All of the material below is to be retyped exactly.

____

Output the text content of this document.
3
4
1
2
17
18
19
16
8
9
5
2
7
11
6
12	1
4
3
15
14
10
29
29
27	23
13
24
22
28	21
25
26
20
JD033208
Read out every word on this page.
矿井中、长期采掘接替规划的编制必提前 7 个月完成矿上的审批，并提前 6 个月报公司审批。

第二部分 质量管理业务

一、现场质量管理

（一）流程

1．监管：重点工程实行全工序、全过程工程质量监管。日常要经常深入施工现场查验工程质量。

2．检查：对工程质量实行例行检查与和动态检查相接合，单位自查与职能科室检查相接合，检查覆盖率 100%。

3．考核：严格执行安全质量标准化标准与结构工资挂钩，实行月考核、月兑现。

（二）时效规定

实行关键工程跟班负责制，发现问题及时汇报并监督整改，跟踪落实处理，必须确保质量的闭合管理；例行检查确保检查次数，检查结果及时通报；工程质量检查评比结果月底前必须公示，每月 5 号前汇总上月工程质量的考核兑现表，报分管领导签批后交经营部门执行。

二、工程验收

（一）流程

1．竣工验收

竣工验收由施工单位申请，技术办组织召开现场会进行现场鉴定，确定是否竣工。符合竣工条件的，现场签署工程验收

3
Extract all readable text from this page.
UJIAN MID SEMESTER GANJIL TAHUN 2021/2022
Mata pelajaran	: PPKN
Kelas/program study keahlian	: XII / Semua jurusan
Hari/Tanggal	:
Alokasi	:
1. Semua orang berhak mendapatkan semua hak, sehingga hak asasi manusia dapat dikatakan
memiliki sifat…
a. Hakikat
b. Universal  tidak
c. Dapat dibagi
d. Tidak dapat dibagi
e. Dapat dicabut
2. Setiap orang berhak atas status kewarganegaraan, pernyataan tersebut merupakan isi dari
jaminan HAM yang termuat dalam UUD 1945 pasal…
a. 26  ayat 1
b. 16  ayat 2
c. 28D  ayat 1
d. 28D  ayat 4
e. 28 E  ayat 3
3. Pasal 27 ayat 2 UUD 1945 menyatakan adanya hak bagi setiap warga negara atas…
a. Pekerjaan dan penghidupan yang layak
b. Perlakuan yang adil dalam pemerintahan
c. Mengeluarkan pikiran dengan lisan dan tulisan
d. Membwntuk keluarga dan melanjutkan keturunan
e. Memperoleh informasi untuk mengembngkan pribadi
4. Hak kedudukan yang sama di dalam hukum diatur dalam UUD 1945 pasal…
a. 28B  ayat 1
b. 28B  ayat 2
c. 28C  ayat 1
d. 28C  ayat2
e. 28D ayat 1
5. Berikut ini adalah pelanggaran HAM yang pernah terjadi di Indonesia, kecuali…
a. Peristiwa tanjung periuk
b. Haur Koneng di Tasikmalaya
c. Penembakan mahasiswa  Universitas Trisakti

____

== TASK OUTPUT ==
Output the text content of this document.
3
4
1
2
17
18
19
16
8
9
5
2
7
11
6
12	1
4
3
15
14
10
29
29
27	23
13
24
22
28	21
25
26
20
JD033208
Read out every word on this page.
矿井中、长期采掘接替规划的编制必提前 7 个月完成矿上的审批，并提前 6 个月报公司审批。

第二部分 质量管理业务

一、现场质量管理

（一）流程

1．监管：重点工程实行全工序、全过程工程质量监管。日常要经常深入施工现场查验工程质量。

2．检查：对工程质量实行例行检查与和动态检查相接合，单位自查与职能科室检查相接合，检查覆盖率 100%。

3．考核：严格执行安全质量标准化标准与结构工资挂钩，实行月考核、月兑现。

（二）时效规定

实行关键工程跟班负责制，发现问题及时汇报并监督整改，跟踪落实处理，必须确保质量的闭合管理；例行检查确保检查次数，检查结果及时通报；工程质量检查评比结果月底前必须公示，每月 5 号前汇总上月工程质量的考核兑现表，报分管领导签批后交经营部门执行。

二、工程验收

（一）流程

1．竣工验收

竣工验收由施工单位申请，技术办组织召开现场会进行现场鉴定，确定是否竣工。符合竣工条件的，现场签署工程验收

3
Extract all readable text from this page.
UJIAN MID SEMESTER GANJIL TAHUN 2021/2022
Mata pelajaran	: PPKN
Kelas/program study keahlian	: XII / Semua jurusan
Hari/Tanggal	:
Alokasi	:
1. Semua orang berhak mendapatkan semua hak, sehingga hak asasi manusia dapat dikatakan
memiliki sifat…
a. Hakikat
b. Universal  tidak
c. Dapat dibagi
d. Tidak dapat dibagi
e. Dapat dicabut
2. Setiap orang berhak atas status kewarganegaraan, pernyataan tersebut merupakan isi dari
jaminan HAM yang termuat dalam UUD 1945 pasal…
a. 26  ayat 1
b. 16  ayat 2
c. 28D  ayat 1
d. 28D  ayat 4
e. 28 E  ayat 3
3. Pasal 27 ayat 2 UUD 1945 menyatakan adanya hak bagi setiap warga negara atas…
a. Pekerjaan dan penghidupan yang layak
b. Perlakuan yang adil dalam pemerintahan
c. Mengeluarkan pikiran dengan lisan dan tulisan
d. Membwntuk keluarga dan melanjutkan keturunan
e. Memperoleh informasi untuk mengembngkan pribadi
4. Hak kedudukan yang sama di dalam hukum diatur dalam UUD 1945 pasal…
a. 28B  ayat 1
b. 28B  ayat 2
c. 28C  ayat 1
d. 28C  ayat2
e. 28D ayat 1
5. Berikut ini adalah pelanggaran HAM yang pernah terjadi di Indonesia, kecuali…
a. Peristiwa tanjung periuk
b. Haur Koneng di Tasikmalaya
c. Penembakan mahasiswa  Universitas Trisakti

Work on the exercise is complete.